* Begin *

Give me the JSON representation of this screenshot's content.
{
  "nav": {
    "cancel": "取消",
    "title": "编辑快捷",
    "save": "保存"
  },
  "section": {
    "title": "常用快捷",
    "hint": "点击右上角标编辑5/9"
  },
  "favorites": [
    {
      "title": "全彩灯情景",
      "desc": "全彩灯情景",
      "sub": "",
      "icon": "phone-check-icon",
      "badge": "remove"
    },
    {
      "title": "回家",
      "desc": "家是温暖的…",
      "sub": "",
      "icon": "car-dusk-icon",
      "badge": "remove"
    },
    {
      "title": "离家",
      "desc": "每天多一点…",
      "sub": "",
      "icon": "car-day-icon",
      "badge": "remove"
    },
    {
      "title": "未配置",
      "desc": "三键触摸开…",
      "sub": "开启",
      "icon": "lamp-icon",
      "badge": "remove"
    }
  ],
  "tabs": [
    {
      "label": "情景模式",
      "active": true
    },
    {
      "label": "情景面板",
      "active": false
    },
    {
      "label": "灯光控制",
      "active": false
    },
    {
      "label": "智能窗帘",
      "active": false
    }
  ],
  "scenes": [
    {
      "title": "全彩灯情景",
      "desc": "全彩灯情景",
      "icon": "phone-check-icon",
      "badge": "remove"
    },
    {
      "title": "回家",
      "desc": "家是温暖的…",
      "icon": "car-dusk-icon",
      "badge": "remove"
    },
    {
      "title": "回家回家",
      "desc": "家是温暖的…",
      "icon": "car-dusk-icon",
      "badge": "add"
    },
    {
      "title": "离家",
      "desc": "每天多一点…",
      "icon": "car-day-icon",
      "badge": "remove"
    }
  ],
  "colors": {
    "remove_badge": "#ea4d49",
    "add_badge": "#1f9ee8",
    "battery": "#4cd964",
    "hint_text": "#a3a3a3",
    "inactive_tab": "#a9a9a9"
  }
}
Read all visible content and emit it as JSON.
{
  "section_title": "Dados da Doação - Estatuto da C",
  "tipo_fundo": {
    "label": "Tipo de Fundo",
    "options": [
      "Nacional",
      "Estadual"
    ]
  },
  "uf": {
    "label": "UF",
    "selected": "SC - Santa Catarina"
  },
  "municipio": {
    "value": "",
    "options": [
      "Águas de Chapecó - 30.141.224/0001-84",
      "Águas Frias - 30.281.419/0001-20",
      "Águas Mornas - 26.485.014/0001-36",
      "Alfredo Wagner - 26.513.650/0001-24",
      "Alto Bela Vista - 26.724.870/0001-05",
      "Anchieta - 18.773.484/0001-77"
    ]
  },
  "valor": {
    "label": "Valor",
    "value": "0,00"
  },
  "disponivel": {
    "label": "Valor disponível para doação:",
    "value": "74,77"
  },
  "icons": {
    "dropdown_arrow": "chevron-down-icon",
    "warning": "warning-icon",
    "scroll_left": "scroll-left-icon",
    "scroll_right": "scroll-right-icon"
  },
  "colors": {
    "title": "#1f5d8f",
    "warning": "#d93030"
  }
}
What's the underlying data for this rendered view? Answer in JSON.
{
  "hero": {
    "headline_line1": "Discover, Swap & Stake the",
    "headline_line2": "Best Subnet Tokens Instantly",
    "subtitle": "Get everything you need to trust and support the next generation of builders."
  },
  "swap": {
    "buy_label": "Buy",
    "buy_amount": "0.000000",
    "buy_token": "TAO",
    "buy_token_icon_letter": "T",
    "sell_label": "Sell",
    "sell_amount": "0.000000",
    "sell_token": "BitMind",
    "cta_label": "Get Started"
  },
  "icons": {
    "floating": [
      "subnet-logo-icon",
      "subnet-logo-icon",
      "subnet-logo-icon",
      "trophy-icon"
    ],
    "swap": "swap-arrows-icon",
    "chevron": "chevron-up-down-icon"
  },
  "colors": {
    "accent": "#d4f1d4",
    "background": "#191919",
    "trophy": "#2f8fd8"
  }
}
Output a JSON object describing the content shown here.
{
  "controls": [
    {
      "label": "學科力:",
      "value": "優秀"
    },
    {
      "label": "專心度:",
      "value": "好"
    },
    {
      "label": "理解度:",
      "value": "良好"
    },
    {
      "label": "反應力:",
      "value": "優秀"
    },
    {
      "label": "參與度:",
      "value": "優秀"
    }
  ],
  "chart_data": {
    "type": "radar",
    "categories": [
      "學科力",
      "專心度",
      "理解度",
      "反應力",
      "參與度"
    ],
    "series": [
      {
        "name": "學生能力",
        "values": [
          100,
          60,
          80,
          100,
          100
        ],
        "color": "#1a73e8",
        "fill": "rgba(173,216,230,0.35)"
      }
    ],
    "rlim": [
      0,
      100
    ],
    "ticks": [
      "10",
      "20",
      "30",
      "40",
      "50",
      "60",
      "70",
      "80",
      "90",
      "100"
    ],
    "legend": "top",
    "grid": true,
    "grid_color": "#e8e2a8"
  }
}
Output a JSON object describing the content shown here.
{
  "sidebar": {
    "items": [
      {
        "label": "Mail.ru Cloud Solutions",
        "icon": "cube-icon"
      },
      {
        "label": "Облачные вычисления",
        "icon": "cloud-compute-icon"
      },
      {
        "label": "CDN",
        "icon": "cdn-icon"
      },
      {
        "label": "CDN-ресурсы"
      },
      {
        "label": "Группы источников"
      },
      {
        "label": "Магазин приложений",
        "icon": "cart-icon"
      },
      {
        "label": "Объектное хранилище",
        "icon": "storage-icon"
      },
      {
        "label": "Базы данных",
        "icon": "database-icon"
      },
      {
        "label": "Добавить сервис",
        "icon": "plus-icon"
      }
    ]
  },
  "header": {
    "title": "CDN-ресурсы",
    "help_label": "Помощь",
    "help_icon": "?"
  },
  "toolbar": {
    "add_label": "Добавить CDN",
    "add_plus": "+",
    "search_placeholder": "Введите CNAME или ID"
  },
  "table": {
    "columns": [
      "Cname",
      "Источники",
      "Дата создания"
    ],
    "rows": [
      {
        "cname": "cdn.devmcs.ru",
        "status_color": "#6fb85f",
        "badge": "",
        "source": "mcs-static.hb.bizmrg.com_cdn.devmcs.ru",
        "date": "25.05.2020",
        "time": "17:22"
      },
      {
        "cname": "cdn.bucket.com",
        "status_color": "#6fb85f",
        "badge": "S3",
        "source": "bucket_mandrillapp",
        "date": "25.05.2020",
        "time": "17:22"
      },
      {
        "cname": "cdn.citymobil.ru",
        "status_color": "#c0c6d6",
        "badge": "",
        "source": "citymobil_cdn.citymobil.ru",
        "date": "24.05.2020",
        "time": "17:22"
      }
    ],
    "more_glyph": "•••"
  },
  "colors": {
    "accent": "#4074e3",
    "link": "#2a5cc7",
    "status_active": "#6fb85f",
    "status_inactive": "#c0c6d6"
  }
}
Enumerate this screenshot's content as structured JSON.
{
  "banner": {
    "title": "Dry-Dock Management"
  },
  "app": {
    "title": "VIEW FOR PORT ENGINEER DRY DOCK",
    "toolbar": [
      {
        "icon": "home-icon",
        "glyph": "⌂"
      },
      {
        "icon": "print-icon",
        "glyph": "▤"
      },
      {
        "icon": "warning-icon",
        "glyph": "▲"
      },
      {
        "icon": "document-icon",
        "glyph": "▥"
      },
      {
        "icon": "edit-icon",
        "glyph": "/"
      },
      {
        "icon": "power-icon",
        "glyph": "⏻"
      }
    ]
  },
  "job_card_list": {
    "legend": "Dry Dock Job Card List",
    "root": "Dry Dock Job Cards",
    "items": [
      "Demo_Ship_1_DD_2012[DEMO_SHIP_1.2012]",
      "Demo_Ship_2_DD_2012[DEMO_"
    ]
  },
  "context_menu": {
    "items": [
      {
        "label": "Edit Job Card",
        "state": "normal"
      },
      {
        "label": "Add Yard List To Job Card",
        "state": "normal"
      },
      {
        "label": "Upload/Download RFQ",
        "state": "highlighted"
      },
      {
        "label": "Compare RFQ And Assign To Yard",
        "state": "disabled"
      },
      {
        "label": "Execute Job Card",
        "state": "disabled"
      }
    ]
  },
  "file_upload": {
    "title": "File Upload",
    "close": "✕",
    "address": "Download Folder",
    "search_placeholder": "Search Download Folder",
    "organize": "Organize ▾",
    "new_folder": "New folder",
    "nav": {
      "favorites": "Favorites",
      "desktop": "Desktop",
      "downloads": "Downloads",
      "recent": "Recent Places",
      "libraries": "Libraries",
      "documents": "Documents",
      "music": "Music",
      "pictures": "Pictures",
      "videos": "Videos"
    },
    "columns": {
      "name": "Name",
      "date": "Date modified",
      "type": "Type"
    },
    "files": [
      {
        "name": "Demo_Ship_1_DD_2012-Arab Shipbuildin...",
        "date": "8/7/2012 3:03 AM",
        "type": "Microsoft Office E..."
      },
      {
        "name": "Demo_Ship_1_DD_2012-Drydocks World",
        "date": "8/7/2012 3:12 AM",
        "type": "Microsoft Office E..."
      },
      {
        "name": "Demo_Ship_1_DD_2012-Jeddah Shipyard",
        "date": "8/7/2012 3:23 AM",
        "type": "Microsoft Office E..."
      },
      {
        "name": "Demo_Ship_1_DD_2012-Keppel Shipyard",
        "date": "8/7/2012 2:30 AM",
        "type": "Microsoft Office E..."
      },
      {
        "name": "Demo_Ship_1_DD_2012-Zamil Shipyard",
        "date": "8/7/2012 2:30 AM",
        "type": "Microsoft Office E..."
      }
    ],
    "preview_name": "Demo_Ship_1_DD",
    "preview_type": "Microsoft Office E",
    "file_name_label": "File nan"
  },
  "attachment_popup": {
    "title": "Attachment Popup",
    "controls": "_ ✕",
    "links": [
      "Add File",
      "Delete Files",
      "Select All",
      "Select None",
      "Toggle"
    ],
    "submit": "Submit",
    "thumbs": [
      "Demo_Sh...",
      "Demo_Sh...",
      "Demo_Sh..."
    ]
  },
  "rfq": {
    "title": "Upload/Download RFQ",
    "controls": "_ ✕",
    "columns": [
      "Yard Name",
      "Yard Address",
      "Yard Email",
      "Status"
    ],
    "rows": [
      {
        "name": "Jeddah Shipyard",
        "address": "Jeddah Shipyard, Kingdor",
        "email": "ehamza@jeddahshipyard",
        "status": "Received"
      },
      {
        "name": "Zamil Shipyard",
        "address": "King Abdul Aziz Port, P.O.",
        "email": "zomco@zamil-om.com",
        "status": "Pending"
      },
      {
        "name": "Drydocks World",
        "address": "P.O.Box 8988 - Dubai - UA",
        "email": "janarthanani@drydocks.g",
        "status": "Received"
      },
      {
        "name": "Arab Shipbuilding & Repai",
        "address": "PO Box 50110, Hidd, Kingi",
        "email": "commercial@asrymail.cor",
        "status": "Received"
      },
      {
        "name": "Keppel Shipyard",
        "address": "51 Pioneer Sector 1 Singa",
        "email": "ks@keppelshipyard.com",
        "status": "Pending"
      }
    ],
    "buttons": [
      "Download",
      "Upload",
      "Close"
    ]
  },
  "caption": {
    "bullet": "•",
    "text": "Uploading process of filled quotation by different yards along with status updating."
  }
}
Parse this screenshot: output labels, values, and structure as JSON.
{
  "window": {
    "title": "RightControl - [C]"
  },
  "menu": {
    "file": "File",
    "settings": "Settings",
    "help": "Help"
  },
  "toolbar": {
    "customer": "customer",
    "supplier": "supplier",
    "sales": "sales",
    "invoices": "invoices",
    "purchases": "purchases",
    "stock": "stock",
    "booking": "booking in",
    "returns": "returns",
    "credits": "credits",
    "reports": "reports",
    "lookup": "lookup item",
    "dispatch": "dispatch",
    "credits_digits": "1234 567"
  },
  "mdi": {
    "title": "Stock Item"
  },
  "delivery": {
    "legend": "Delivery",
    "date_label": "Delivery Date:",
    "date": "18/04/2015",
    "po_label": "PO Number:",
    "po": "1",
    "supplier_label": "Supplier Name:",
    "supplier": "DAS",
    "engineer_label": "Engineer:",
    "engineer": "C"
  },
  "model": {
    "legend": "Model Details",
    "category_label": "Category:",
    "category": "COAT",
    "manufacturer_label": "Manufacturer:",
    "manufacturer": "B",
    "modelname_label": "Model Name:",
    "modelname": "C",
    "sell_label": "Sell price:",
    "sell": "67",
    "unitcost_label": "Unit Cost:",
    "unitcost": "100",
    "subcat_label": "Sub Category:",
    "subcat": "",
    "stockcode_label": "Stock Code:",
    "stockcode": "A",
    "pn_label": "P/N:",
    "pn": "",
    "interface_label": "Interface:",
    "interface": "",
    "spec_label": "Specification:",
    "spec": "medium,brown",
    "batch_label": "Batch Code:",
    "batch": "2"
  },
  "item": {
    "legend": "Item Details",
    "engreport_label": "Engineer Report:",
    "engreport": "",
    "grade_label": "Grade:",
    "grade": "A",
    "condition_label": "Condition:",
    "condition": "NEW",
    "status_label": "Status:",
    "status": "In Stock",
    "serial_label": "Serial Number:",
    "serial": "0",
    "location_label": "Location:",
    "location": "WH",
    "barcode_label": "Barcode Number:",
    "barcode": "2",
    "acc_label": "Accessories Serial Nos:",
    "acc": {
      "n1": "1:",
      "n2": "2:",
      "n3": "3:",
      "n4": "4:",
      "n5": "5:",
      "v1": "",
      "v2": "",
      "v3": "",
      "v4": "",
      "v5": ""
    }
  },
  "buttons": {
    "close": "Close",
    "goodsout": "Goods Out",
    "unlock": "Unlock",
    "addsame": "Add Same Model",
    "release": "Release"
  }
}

* End *

_Task objective:_
Your task is to gather all lines from the entries above that hold the word "citymobil".

_Full solution:_
        "cname": "cdn.citymobil.ru",
        "source": "citymobil_cdn.citymobil.ru",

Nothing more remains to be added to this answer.